--- Start Material for the task ---
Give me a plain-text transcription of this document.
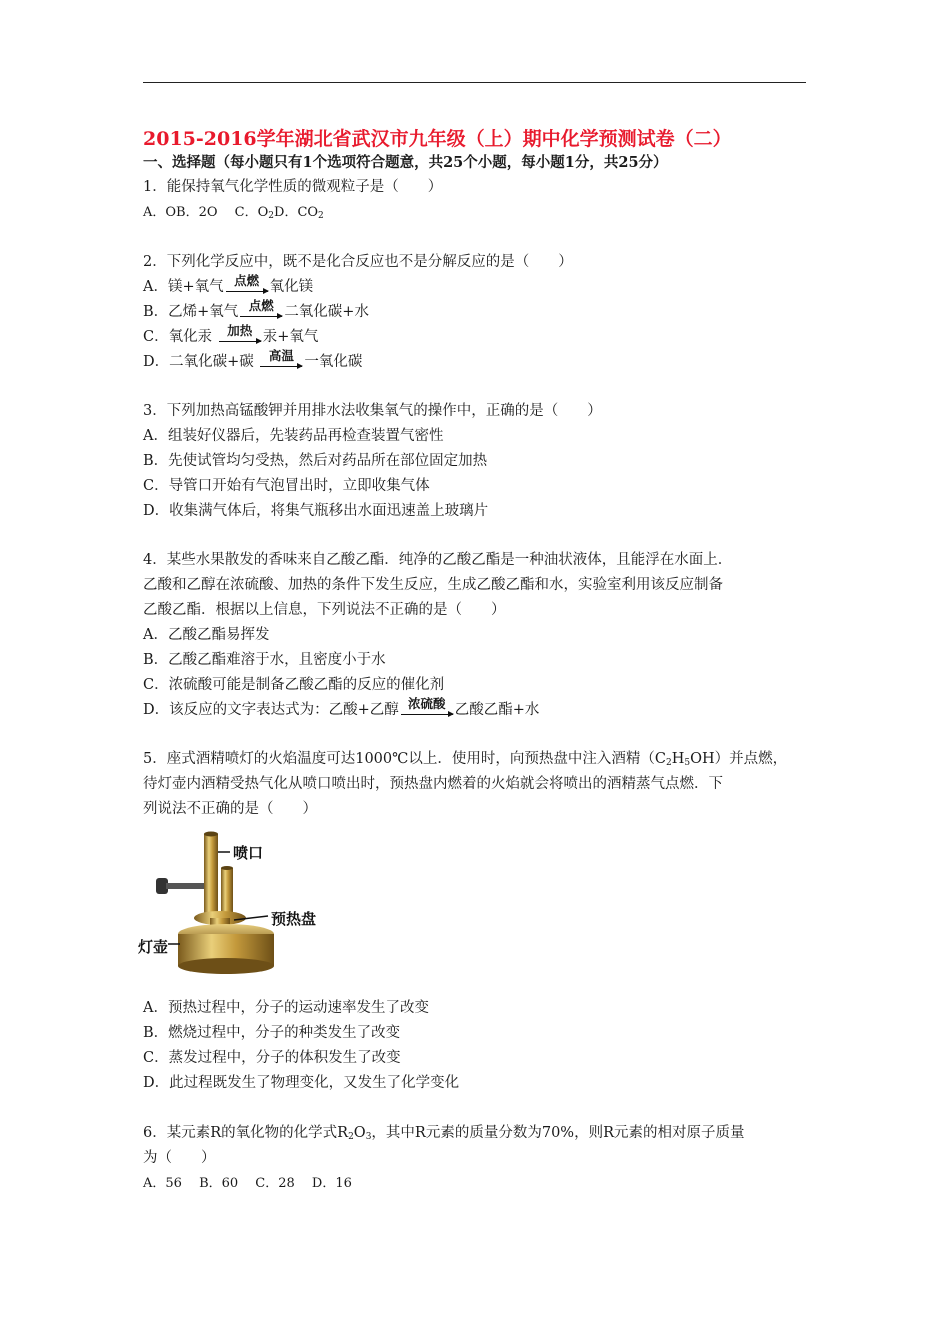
2015-2016学年湖北省武汉市九年级（上）期中化学预测试卷（二）
一、选择题（每小题只有1个选项符合题意，共25个小题，每小题1分，共25分）
1．能保持氧气化学性质的微观粒子是（　　）
A．OB．2O　 C．$O_2D$．$CO_2$
2．下列化学反应中，既不是化合反应也不是分解反应的是（　　）
A．镁+氧气 点燃 氧化镁
B．乙烯+氧气 点燃 二氧化碳+水
C．氧化汞	加热 汞+氧气
D．二氧化碳+碳	高温 一氧化碳
3．下列加热高锰酸钾并用排水法收集氧气的操作中，正确的是（　　）
A．组装好仪器后，先装药品再检查装置气密性
B．先使试管均匀受热，然后对药品所在部位固定加热
C．导管口开始有气泡冒出时，立即收集气体
D．收集满气体后，将集气瓶移出水面迅速盖上玻璃片
4．某些水果散发的香味来自乙酸乙酯．纯净的乙酸乙酯是一种油状液体，且能浮在水面上．
乙酸和乙醇在浓硫酸、加热的条件下发生反应，生成乙酸乙酯和水，实验室利用该反应制备
乙酸乙酯．根据以上信息，下列说法不正确的是（　　）
A．乙酸乙酯易挥发
B．乙酸乙酯难溶于水，且密度小于水
C．浓硫酸可能是制备乙酸乙酯的反应的催化剂
D．该反应的文字表达式为：乙酸+乙醇 浓硫酸 乙酸乙酯+水
5．座式酒精喷灯的火焰温度可达1000℃以上．使用时，向预热盘中注入酒精$(C_2H_5OH)$并点燃，
待灯壶内酒精受热气化从喷口喷出时，预热盘内燃着的火焰就会将喷出的酒精蒸气点燃．下
列说法不正确的是（　　）
喷口
预热盘
灯壶
A．预热过程中，分子的运动速率发生了改变
B．燃烧过程中，分子的种类发生了改变
C．蒸发过程中，分子的体积发生了改变
D．此过程既发生了物理变化，又发生了化学变化
6．某元素R的氧化物的化学式$R_2O_3$，其中R元素的质量分数为70%，则R元素的相对原子质量
为（　　）
A．56　 B．60　 C．28　 D．16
--- End Material for the task ---
Short problem =
Drop the images and quote the entries word for word.

Complete answer =
Give me a plain-text transcription of this document.
2015-2016学年湖北省武汉市九年级（上）期中化学预测试卷（二）
一、选择题（每小题只有1个选项符合题意，共25个小题，每小题1分，共25分）
1．能保持氧气化学性质的微观粒子是（　　）
A．OB．2O　 C．$O_2D$．$CO_2$
2．下列化学反应中，既不是化合反应也不是分解反应的是（　　）
A．镁+氧气 点燃 氧化镁
B．乙烯+氧气 点燃 二氧化碳+水
C．氧化汞	加热 汞+氧气
D．二氧化碳+碳	高温 一氧化碳
3．下列加热高锰酸钾并用排水法收集氧气的操作中，正确的是（　　）
A．组装好仪器后，先装药品再检查装置气密性
B．先使试管均匀受热，然后对药品所在部位固定加热
C．导管口开始有气泡冒出时，立即收集气体
D．收集满气体后，将集气瓶移出水面迅速盖上玻璃片
4．某些水果散发的香味来自乙酸乙酯．纯净的乙酸乙酯是一种油状液体，且能浮在水面上．
乙酸和乙醇在浓硫酸、加热的条件下发生反应，生成乙酸乙酯和水，实验室利用该反应制备
乙酸乙酯．根据以上信息，下列说法不正确的是（　　）
A．乙酸乙酯易挥发
B．乙酸乙酯难溶于水，且密度小于水
C．浓硫酸可能是制备乙酸乙酯的反应的催化剂
D．该反应的文字表达式为：乙酸+乙醇 浓硫酸 乙酸乙酯+水
5．座式酒精喷灯的火焰温度可达1000℃以上．使用时，向预热盘中注入酒精$(C_2H_5OH)$并点燃，
待灯壶内酒精受热气化从喷口喷出时，预热盘内燃着的火焰就会将喷出的酒精蒸气点燃．下
列说法不正确的是（　　）
喷口
预热盘
灯壶
A．预热过程中，分子的运动速率发生了改变
B．燃烧过程中，分子的种类发生了改变
C．蒸发过程中，分子的体积发生了改变
D．此过程既发生了物理变化，又发生了化学变化
6．某元素R的氧化物的化学式$R_2O_3$，其中R元素的质量分数为70%，则R元素的相对原子质量
为（　　）
A．56　 B．60　 C．28　 D．16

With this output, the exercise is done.